Problem to work on
Every line of the material is to be repeated exactly as it stands.

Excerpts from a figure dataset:
Begin
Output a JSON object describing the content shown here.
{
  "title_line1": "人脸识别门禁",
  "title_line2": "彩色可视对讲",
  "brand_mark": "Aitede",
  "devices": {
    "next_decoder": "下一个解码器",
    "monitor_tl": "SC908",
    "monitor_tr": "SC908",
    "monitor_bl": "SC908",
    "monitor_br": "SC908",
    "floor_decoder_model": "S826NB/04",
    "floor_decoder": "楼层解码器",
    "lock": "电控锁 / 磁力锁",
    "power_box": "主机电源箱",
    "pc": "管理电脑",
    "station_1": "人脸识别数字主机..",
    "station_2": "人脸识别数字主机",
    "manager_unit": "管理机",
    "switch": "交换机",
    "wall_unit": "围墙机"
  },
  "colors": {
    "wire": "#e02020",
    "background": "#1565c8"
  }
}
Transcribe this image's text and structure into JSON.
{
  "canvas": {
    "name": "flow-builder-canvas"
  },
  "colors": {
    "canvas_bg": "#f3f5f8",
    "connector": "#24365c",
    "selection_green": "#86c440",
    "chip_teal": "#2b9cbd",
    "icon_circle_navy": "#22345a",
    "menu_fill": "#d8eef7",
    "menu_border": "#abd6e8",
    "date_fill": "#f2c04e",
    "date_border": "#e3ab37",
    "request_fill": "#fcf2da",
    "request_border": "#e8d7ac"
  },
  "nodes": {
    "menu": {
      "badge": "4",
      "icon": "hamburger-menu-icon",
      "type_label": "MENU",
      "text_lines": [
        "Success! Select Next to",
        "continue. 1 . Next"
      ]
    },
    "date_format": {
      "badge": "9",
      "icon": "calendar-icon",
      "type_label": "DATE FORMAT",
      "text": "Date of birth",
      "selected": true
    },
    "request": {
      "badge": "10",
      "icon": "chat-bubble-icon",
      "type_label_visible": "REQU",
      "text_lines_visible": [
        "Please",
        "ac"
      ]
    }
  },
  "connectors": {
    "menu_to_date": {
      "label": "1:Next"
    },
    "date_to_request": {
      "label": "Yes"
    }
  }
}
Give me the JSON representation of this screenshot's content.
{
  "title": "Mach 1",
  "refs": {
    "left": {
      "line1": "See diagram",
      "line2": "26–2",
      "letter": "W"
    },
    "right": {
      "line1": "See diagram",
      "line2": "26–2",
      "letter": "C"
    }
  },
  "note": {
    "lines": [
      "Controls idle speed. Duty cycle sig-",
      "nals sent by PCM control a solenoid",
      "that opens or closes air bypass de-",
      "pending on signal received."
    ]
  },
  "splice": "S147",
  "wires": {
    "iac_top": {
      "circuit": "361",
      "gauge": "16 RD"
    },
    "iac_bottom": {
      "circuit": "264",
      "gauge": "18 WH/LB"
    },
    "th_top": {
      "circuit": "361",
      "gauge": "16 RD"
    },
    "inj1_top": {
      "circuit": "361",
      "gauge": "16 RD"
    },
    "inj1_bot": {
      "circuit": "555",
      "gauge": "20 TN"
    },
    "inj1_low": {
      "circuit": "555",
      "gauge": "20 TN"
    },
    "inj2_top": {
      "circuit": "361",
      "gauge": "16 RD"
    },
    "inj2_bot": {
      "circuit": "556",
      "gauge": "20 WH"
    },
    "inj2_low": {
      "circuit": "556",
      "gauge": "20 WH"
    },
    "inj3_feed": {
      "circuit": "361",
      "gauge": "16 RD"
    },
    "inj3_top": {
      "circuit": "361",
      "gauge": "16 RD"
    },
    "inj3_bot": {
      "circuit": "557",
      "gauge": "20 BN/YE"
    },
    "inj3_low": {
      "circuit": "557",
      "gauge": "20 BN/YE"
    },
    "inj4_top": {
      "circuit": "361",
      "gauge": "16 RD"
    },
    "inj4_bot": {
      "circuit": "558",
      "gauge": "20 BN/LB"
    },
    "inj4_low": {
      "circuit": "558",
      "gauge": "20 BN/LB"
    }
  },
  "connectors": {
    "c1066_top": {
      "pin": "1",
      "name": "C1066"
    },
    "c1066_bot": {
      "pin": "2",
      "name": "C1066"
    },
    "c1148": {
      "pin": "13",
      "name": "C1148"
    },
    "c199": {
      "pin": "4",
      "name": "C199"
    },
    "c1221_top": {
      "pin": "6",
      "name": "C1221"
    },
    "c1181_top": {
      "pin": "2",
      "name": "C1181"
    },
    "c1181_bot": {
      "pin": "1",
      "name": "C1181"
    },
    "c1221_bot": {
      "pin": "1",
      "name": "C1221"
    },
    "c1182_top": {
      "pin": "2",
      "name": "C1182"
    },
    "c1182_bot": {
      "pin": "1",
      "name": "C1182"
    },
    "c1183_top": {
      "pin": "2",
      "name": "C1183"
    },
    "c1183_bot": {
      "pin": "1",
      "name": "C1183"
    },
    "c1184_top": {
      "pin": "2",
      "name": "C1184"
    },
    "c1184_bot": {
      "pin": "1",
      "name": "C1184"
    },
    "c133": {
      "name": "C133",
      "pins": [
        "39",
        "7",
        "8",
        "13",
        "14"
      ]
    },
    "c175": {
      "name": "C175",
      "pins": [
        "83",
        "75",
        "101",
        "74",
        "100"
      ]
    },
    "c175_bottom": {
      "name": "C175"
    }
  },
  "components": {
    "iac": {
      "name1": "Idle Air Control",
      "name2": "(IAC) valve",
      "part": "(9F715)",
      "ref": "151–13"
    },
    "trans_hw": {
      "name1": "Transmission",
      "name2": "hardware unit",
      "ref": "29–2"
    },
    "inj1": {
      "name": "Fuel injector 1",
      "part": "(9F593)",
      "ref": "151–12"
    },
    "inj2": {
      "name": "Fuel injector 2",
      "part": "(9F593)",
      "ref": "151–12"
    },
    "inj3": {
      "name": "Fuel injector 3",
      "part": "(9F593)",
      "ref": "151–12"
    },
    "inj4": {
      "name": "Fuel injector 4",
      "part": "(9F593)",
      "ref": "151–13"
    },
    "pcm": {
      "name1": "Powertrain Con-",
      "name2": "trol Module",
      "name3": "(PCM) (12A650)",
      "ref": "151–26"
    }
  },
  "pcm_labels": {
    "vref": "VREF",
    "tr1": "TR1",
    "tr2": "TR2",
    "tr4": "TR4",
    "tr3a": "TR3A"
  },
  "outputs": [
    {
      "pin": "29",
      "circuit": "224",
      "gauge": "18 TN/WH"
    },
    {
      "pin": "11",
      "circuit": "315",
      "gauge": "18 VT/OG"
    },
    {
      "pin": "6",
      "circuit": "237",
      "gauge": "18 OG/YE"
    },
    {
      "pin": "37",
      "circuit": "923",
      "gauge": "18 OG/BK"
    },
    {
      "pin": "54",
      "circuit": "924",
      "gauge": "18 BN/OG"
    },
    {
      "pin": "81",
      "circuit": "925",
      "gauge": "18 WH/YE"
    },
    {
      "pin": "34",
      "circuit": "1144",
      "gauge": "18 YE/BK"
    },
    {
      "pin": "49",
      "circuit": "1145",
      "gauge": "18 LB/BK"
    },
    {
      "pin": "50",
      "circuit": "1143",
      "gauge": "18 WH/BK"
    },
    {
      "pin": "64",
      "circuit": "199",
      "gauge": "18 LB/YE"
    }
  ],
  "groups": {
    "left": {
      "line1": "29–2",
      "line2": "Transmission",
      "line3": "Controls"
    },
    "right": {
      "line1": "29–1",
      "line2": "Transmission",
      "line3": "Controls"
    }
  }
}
End
Written response
Output a JSON object describing the content shown here.
{
  "title_line1": "人脸识别门禁",
  "title_line2": "彩色可视对讲",
  "brand_mark": "Aitede",
  "devices": {
    "next_decoder": "下一个解码器",
    "monitor_tl": "SC908",
    "monitor_tr": "SC908",
    "monitor_bl": "SC908",
    "monitor_br": "SC908",
    "floor_decoder_model": "S826NB/04",
    "floor_decoder": "楼层解码器",
    "lock": "电控锁 / 磁力锁",
    "power_box": "主机电源箱",
    "pc": "管理电脑",
    "station_1": "人脸识别数字主机..",
    "station_2": "人脸识别数字主机",
    "manager_unit": "管理机",
    "switch": "交换机",
    "wall_unit": "围墙机"
  },
  "colors": {
    "wire": "#e02020",
    "background": "#1565c8"
  }
}
Transcribe this image's text and structure into JSON.
{
  "canvas": {
    "name": "flow-builder-canvas"
  },
  "colors": {
    "canvas_bg": "#f3f5f8",
    "connector": "#24365c",
    "selection_green": "#86c440",
    "chip_teal": "#2b9cbd",
    "icon_circle_navy": "#22345a",
    "menu_fill": "#d8eef7",
    "menu_border": "#abd6e8",
    "date_fill": "#f2c04e",
    "date_border": "#e3ab37",
    "request_fill": "#fcf2da",
    "request_border": "#e8d7ac"
  },
  "nodes": {
    "menu": {
      "badge": "4",
      "icon": "hamburger-menu-icon",
      "type_label": "MENU",
      "text_lines": [
        "Success! Select Next to",
        "continue. 1 . Next"
      ]
    },
    "date_format": {
      "badge": "9",
      "icon": "calendar-icon",
      "type_label": "DATE FORMAT",
      "text": "Date of birth",
      "selected": true
    },
    "request": {
      "badge": "10",
      "icon": "chat-bubble-icon",
      "type_label_visible": "REQU",
      "text_lines_visible": [
        "Please",
        "ac"
      ]
    }
  },
  "connectors": {
    "menu_to_date": {
      "label": "1:Next"
    },
    "date_to_request": {
      "label": "Yes"
    }
  }
}
Give me the JSON representation of this screenshot's content.
{
  "title": "Mach 1",
  "refs": {
    "left": {
      "line1": "See diagram",
      "line2": "26–2",
      "letter": "W"
    },
    "right": {
      "line1": "See diagram",
      "line2": "26–2",
      "letter": "C"
    }
  },
  "note": {
    "lines": [
      "Controls idle speed. Duty cycle sig-",
      "nals sent by PCM control a solenoid",
      "that opens or closes air bypass de-",
      "pending on signal received."
    ]
  },
  "splice": "S147",
  "wires": {
    "iac_top": {
      "circuit": "361",
      "gauge": "16 RD"
    },
    "iac_bottom": {
      "circuit": "264",
      "gauge": "18 WH/LB"
    },
    "th_top": {
      "circuit": "361",
      "gauge": "16 RD"
    },
    "inj1_top": {
      "circuit": "361",
      "gauge": "16 RD"
    },
    "inj1_bot": {
      "circuit": "555",
      "gauge": "20 TN"
    },
    "inj1_low": {
      "circuit": "555",
      "gauge": "20 TN"
    },
    "inj2_top": {
      "circuit": "361",
      "gauge": "16 RD"
    },
    "inj2_bot": {
      "circuit": "556",
      "gauge": "20 WH"
    },
    "inj2_low": {
      "circuit": "556",
      "gauge": "20 WH"
    },
    "inj3_feed": {
      "circuit": "361",
      "gauge": "16 RD"
    },
    "inj3_top": {
      "circuit": "361",
      "gauge": "16 RD"
    },
    "inj3_bot": {
      "circuit": "557",
      "gauge": "20 BN/YE"
    },
    "inj3_low": {
      "circuit": "557",
      "gauge": "20 BN/YE"
    },
    "inj4_top": {
      "circuit": "361",
      "gauge": "16 RD"
    },
    "inj4_bot": {
      "circuit": "558",
      "gauge": "20 BN/LB"
    },
    "inj4_low": {
      "circuit": "558",
      "gauge": "20 BN/LB"
    }
  },
  "connectors": {
    "c1066_top": {
      "pin": "1",
      "name": "C1066"
    },
    "c1066_bot": {
      "pin": "2",
      "name": "C1066"
    },
    "c1148": {
      "pin": "13",
      "name": "C1148"
    },
    "c199": {
      "pin": "4",
      "name": "C199"
    },
    "c1221_top": {
      "pin": "6",
      "name": "C1221"
    },
    "c1181_top": {
      "pin": "2",
      "name": "C1181"
    },
    "c1181_bot": {
      "pin": "1",
      "name": "C1181"
    },
    "c1221_bot": {
      "pin": "1",
      "name": "C1221"
    },
    "c1182_top": {
      "pin": "2",
      "name": "C1182"
    },
    "c1182_bot": {
      "pin": "1",
      "name": "C1182"
    },
    "c1183_top": {
      "pin": "2",
      "name": "C1183"
    },
    "c1183_bot": {
      "pin": "1",
      "name": "C1183"
    },
    "c1184_top": {
      "pin": "2",
      "name": "C1184"
    },
    "c1184_bot": {
      "pin": "1",
      "name": "C1184"
    },
    "c133": {
      "name": "C133",
      "pins": [
        "39",
        "7",
        "8",
        "13",
        "14"
      ]
    },
    "c175": {
      "name": "C175",
      "pins": [
        "83",
        "75",
        "101",
        "74",
        "100"
      ]
    },
    "c175_bottom": {
      "name": "C175"
    }
  },
  "components": {
    "iac": {
      "name1": "Idle Air Control",
      "name2": "(IAC) valve",
      "part": "(9F715)",
      "ref": "151–13"
    },
    "trans_hw": {
      "name1": "Transmission",
      "name2": "hardware unit",
      "ref": "29–2"
    },
    "inj1": {
      "name": "Fuel injector 1",
      "part": "(9F593)",
      "ref": "151–12"
    },
    "inj2": {
      "name": "Fuel injector 2",
      "part": "(9F593)",
      "ref": "151–12"
    },
    "inj3": {
      "name": "Fuel injector 3",
      "part": "(9F593)",
      "ref": "151–12"
    },
    "inj4": {
      "name": "Fuel injector 4",
      "part": "(9F593)",
      "ref": "151–13"
    },
    "pcm": {
      "name1": "Powertrain Con-",
      "name2": "trol Module",
      "name3": "(PCM) (12A650)",
      "ref": "151–26"
    }
  },
  "pcm_labels": {
    "vref": "VREF",
    "tr1": "TR1",
    "tr2": "TR2",
    "tr4": "TR4",
    "tr3a": "TR3A"
  },
  "outputs": [
    {
      "pin": "29",
      "circuit": "224",
      "gauge": "18 TN/WH"
    },
    {
      "pin": "11",
      "circuit": "315",
      "gauge": "18 VT/OG"
    },
    {
      "pin": "6",
      "circuit": "237",
      "gauge": "18 OG/YE"
    },
    {
      "pin": "37",
      "circuit": "923",
      "gauge": "18 OG/BK"
    },
    {
      "pin": "54",
      "circuit": "924",
      "gauge": "18 BN/OG"
    },
    {
      "pin": "81",
      "circuit": "925",
      "gauge": "18 WH/YE"
    },
    {
      "pin": "34",
      "circuit": "1144",
      "gauge": "18 YE/BK"
    },
    {
      "pin": "49",
      "circuit": "1145",
      "gauge": "18 LB/BK"
    },
    {
      "pin": "50",
      "circuit": "1143",
      "gauge": "18 WH/BK"
    },
    {
      "pin": "64",
      "circuit": "199",
      "gauge": "18 LB/YE"
    }
  ],
  "groups": {
    "left": {
      "line1": "29–2",
      "line2": "Transmission",
      "line3": "Controls"
    },
    "right": {
      "line1": "29–1",
      "line2": "Transmission",
      "line3": "Controls"
    }
  }
}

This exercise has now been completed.